→ Objective
Below are records. Copy every line with "System" in it.

---------- Exercise input ----------

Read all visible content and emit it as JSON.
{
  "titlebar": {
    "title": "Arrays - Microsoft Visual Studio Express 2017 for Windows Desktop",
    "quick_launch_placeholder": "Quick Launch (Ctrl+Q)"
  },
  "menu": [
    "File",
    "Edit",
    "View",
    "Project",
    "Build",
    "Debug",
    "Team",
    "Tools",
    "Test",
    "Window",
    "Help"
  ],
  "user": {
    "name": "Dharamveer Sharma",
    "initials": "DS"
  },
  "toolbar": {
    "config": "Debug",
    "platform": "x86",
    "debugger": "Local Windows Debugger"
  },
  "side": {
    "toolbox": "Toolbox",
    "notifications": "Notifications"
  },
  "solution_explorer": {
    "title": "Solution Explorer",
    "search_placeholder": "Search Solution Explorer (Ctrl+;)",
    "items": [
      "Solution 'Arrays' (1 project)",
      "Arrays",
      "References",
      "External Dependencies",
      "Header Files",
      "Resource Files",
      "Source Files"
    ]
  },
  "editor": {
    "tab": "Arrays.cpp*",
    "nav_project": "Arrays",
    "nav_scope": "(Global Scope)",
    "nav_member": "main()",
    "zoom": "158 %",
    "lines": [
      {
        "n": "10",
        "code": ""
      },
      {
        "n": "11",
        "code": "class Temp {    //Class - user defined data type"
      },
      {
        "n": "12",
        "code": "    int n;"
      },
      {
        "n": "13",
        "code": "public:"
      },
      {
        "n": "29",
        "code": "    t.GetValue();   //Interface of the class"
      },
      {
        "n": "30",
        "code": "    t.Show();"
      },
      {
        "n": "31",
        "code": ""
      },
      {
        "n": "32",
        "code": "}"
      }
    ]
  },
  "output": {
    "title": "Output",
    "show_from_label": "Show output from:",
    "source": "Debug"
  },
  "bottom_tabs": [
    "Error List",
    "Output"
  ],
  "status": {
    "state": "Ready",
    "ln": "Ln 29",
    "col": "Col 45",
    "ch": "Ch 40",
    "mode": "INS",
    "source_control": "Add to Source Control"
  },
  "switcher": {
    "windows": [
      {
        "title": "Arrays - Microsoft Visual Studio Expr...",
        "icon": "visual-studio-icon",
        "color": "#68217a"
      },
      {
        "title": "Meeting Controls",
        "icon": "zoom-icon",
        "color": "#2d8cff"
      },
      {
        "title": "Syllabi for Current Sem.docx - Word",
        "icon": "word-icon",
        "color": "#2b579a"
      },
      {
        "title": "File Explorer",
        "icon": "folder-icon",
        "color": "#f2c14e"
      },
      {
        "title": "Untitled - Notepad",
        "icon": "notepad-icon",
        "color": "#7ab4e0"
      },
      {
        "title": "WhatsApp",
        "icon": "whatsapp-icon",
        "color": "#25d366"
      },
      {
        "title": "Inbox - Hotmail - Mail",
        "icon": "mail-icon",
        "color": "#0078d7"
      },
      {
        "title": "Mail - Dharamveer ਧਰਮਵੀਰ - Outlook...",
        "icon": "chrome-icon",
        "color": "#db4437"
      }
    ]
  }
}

----------
---------- Exercise input ----------

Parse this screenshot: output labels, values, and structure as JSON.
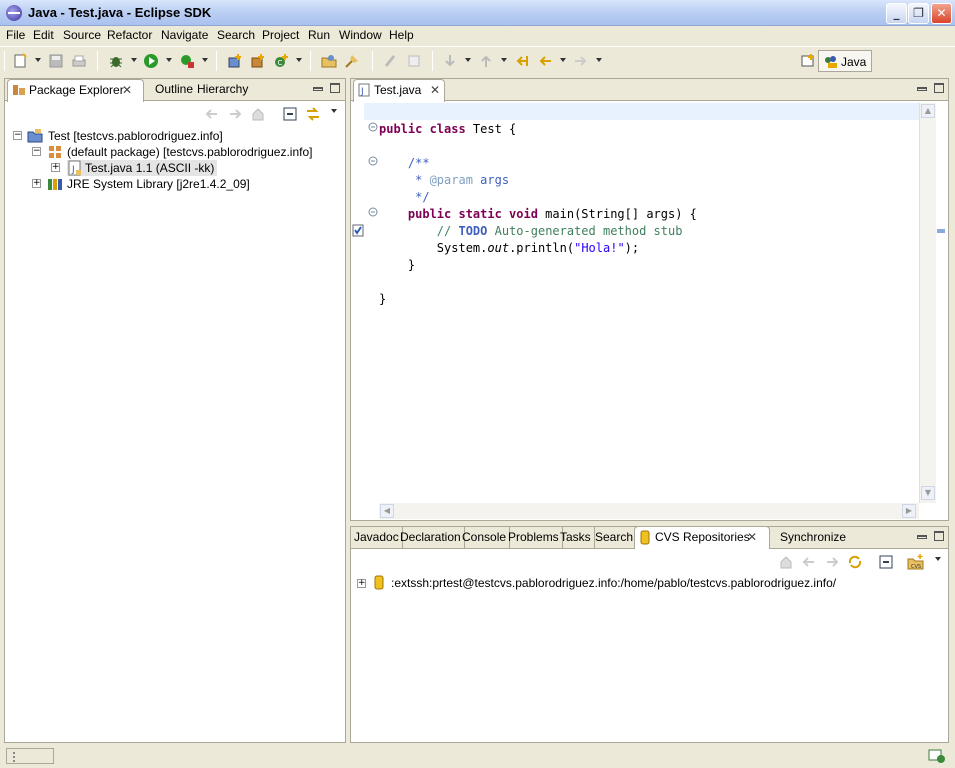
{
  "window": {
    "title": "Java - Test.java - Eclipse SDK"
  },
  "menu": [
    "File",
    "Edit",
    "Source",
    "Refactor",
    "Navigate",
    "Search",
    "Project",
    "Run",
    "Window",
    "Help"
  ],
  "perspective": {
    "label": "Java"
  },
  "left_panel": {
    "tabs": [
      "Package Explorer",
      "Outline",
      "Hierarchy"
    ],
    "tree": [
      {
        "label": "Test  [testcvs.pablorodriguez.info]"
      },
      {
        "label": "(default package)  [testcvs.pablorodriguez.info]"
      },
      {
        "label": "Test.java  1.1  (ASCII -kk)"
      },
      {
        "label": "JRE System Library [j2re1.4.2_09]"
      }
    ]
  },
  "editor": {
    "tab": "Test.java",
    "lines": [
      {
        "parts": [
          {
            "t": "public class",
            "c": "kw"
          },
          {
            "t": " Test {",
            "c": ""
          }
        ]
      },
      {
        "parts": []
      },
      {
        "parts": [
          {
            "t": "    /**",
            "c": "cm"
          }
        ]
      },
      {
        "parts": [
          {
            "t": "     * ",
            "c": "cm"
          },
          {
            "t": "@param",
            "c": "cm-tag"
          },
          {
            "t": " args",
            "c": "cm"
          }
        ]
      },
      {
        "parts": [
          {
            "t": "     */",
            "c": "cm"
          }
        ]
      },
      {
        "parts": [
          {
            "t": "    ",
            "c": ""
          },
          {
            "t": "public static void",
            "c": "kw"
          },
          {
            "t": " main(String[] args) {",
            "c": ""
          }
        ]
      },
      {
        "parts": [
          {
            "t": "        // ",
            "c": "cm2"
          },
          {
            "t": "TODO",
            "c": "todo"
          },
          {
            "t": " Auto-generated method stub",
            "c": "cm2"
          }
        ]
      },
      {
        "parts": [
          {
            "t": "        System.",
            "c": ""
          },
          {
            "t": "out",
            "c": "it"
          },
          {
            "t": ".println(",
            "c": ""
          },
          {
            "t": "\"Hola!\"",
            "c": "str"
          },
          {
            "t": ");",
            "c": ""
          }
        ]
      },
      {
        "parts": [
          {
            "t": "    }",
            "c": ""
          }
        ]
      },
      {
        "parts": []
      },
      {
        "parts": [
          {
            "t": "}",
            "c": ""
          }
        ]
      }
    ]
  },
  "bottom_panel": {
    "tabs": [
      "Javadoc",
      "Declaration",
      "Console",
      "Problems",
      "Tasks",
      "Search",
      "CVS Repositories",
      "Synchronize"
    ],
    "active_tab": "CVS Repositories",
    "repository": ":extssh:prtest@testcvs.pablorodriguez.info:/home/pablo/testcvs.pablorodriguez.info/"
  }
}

----------
---------- Exercise input ----------

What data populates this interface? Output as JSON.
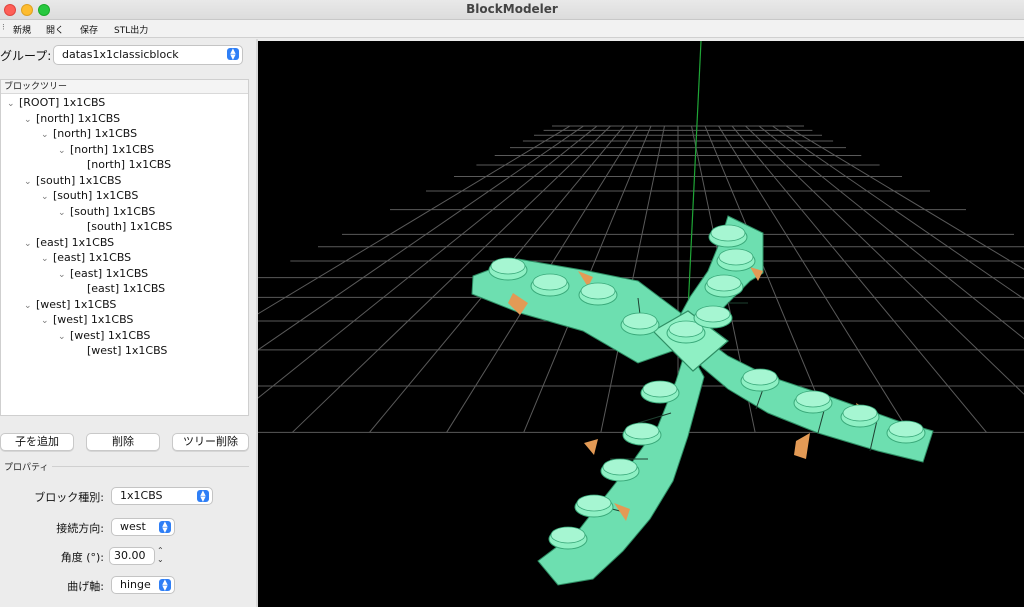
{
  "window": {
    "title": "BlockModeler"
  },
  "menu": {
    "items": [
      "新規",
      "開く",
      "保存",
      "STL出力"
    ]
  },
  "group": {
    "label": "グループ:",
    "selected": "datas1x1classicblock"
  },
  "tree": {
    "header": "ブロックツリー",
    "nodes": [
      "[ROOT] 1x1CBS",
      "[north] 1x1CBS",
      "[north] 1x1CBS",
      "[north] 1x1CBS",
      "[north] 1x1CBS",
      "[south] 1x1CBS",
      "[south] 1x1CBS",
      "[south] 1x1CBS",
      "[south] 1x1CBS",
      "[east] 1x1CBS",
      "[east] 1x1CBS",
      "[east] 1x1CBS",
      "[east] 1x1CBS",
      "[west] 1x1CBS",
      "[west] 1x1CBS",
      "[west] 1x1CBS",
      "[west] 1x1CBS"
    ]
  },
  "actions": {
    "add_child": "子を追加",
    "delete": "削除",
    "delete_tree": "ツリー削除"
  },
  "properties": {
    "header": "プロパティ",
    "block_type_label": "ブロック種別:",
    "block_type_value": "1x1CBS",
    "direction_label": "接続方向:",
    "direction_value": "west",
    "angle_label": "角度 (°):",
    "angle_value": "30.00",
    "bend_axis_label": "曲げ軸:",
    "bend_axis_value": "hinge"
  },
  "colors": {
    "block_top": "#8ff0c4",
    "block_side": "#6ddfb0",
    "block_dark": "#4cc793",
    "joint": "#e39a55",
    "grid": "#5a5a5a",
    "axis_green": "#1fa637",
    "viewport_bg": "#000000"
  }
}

----------

→ Expected answer
        "label": "JRE System Library [j2re1.4.2_09]"
            "t": "        System.",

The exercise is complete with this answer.